■ BRIEF: The expected answer is every line of the material, reproduced exactly.

■ EXERCISE INPUT:

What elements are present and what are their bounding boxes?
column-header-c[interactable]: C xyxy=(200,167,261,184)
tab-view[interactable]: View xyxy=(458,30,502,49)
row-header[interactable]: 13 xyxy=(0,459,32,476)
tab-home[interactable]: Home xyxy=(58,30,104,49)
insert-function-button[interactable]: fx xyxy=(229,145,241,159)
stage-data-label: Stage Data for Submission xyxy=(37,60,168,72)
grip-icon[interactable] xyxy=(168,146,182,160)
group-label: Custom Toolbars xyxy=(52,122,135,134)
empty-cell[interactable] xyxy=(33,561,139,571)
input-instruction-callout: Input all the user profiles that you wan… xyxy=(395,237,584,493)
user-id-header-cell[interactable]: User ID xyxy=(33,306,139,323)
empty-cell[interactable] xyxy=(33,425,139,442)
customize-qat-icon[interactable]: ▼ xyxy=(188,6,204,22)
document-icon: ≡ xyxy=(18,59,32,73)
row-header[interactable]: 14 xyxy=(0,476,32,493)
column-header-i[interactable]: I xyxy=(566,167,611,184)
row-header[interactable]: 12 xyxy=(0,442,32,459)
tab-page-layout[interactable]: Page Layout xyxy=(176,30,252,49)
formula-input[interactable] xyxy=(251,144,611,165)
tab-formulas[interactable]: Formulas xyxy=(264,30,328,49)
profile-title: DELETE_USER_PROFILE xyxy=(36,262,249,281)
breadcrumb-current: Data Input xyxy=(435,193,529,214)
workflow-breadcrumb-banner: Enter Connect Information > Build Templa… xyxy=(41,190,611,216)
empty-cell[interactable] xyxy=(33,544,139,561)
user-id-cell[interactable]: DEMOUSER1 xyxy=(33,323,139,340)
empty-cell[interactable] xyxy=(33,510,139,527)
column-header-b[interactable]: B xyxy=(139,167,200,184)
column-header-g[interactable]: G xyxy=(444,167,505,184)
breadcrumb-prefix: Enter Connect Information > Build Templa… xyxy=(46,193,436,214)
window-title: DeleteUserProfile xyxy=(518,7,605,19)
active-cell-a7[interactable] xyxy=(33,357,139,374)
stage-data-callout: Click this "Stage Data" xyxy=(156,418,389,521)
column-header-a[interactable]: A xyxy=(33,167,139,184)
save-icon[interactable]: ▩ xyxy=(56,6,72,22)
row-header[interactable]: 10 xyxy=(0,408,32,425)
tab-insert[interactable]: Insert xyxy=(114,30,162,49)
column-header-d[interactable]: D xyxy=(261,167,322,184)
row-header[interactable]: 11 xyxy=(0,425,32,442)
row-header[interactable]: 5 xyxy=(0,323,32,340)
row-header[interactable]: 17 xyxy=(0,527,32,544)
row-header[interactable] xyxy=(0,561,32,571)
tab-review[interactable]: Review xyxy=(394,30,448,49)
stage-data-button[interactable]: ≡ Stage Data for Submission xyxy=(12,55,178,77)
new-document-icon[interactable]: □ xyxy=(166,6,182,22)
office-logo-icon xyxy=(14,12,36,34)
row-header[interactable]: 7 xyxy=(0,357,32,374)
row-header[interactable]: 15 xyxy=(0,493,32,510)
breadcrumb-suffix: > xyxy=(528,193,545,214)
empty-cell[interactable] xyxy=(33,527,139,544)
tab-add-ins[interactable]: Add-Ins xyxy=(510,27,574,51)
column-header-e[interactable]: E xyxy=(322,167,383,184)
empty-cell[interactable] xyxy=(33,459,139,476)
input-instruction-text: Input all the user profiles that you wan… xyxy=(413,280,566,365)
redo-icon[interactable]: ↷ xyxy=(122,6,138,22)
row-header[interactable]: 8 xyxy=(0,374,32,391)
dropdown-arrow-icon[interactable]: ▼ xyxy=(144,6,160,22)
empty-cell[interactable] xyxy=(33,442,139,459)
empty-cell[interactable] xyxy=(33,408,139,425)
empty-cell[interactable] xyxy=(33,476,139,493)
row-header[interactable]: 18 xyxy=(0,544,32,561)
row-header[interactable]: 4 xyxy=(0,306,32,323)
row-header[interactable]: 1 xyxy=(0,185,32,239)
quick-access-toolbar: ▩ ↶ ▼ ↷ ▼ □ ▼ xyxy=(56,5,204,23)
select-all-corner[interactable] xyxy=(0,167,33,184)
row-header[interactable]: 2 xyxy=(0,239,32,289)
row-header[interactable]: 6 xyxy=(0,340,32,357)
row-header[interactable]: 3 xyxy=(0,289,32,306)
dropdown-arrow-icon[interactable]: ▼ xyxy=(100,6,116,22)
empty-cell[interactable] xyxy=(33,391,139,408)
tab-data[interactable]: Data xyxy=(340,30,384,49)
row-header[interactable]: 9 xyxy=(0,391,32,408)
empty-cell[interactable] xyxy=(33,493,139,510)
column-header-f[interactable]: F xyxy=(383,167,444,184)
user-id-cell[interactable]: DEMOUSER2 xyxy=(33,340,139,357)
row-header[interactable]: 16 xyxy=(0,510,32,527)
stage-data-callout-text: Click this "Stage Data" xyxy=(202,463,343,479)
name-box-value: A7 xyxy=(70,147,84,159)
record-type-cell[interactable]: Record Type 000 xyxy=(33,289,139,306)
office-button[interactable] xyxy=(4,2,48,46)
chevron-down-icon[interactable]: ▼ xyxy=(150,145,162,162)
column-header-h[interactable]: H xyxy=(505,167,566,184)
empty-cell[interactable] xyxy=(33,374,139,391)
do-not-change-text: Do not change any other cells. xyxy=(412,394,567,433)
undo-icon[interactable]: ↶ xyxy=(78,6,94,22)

■ EXERCISE ANSWER:
What elements are present and what are their bounding boxes?
column-header-c[interactable]: C xyxy=(200,167,261,184)
tab-view[interactable]: View xyxy=(458,30,502,49)
row-header[interactable]: 13 xyxy=(0,459,32,476)
tab-home[interactable]: Home xyxy=(58,30,104,49)
insert-function-button[interactable]: fx xyxy=(229,145,241,159)
stage-data-label: Stage Data for Submission xyxy=(37,60,168,72)
grip-icon[interactable] xyxy=(168,146,182,160)
group-label: Custom Toolbars xyxy=(52,122,135,134)
empty-cell[interactable] xyxy=(33,561,139,571)
input-instruction-callout: Input all the user profiles that you wan… xyxy=(395,237,584,493)
user-id-header-cell[interactable]: User ID xyxy=(33,306,139,323)
empty-cell[interactable] xyxy=(33,425,139,442)
customize-qat-icon[interactable]: ▼ xyxy=(188,6,204,22)
document-icon: ≡ xyxy=(18,59,32,73)
row-header[interactable]: 14 xyxy=(0,476,32,493)
column-header-i[interactable]: I xyxy=(566,167,611,184)
row-header[interactable]: 12 xyxy=(0,442,32,459)
tab-page-layout[interactable]: Page Layout xyxy=(176,30,252,49)
formula-input[interactable] xyxy=(251,144,611,165)
tab-formulas[interactable]: Formulas xyxy=(264,30,328,49)
profile-title: DELETE_USER_PROFILE xyxy=(36,262,249,281)
breadcrumb-current: Data Input xyxy=(435,193,529,214)
workflow-breadcrumb-banner: Enter Connect Information > Build Templa… xyxy=(41,190,611,216)
empty-cell[interactable] xyxy=(33,544,139,561)
user-id-cell[interactable]: DEMOUSER1 xyxy=(33,323,139,340)
empty-cell[interactable] xyxy=(33,510,139,527)
column-header-b[interactable]: B xyxy=(139,167,200,184)
column-header-g[interactable]: G xyxy=(444,167,505,184)
breadcrumb-prefix: Enter Connect Information > Build Templa… xyxy=(46,193,436,214)
window-title: DeleteUserProfile xyxy=(518,7,605,19)
active-cell-a7[interactable] xyxy=(33,357,139,374)
stage-data-callout: Click this "Stage Data" xyxy=(156,418,389,521)
column-header-a[interactable]: A xyxy=(33,167,139,184)
save-icon[interactable]: ▩ xyxy=(56,6,72,22)
row-header[interactable]: 10 xyxy=(0,408,32,425)
tab-insert[interactable]: Insert xyxy=(114,30,162,49)
column-header-d[interactable]: D xyxy=(261,167,322,184)
row-header[interactable]: 11 xyxy=(0,425,32,442)
row-header[interactable]: 5 xyxy=(0,323,32,340)
row-header[interactable]: 17 xyxy=(0,527,32,544)
row-header[interactable] xyxy=(0,561,32,571)
tab-review[interactable]: Review xyxy=(394,30,448,49)
stage-data-button[interactable]: ≡ Stage Data for Submission xyxy=(12,55,178,77)
new-document-icon[interactable]: □ xyxy=(166,6,182,22)
office-logo-icon xyxy=(14,12,36,34)
row-header[interactable]: 7 xyxy=(0,357,32,374)
row-header[interactable]: 15 xyxy=(0,493,32,510)
breadcrumb-suffix: > xyxy=(528,193,545,214)
empty-cell[interactable] xyxy=(33,527,139,544)
tab-add-ins[interactable]: Add-Ins xyxy=(510,27,574,51)
column-header-e[interactable]: E xyxy=(322,167,383,184)
empty-cell[interactable] xyxy=(33,459,139,476)
input-instruction-text: Input all the user profiles that you wan… xyxy=(413,280,566,365)
redo-icon[interactable]: ↷ xyxy=(122,6,138,22)
row-header[interactable]: 8 xyxy=(0,374,32,391)
dropdown-arrow-icon[interactable]: ▼ xyxy=(144,6,160,22)
empty-cell[interactable] xyxy=(33,442,139,459)
empty-cell[interactable] xyxy=(33,408,139,425)
empty-cell[interactable] xyxy=(33,476,139,493)
row-header[interactable]: 18 xyxy=(0,544,32,561)
row-header[interactable]: 4 xyxy=(0,306,32,323)
row-header[interactable]: 1 xyxy=(0,185,32,239)
quick-access-toolbar: ▩ ↶ ▼ ↷ ▼ □ ▼ xyxy=(56,5,204,23)
select-all-corner[interactable] xyxy=(0,167,33,184)
row-header[interactable]: 2 xyxy=(0,239,32,289)
row-header[interactable]: 6 xyxy=(0,340,32,357)
row-header[interactable]: 3 xyxy=(0,289,32,306)
dropdown-arrow-icon[interactable]: ▼ xyxy=(100,6,116,22)
empty-cell[interactable] xyxy=(33,391,139,408)
tab-data[interactable]: Data xyxy=(340,30,384,49)
row-header[interactable]: 9 xyxy=(0,391,32,408)
empty-cell[interactable] xyxy=(33,493,139,510)
column-header-f[interactable]: F xyxy=(383,167,444,184)
user-id-cell[interactable]: DEMOUSER2 xyxy=(33,340,139,357)
row-header[interactable]: 16 xyxy=(0,510,32,527)
stage-data-callout-text: Click this "Stage Data" xyxy=(202,463,343,479)
name-box-value: A7 xyxy=(70,147,84,159)
record-type-cell[interactable]: Record Type 000 xyxy=(33,289,139,306)
office-button[interactable] xyxy=(4,2,48,46)
chevron-down-icon[interactable]: ▼ xyxy=(150,145,162,162)
column-header-h[interactable]: H xyxy=(505,167,566,184)
empty-cell[interactable] xyxy=(33,374,139,391)
do-not-change-text: Do not change any other cells. xyxy=(412,394,567,433)
undo-icon[interactable]: ↶ xyxy=(78,6,94,22)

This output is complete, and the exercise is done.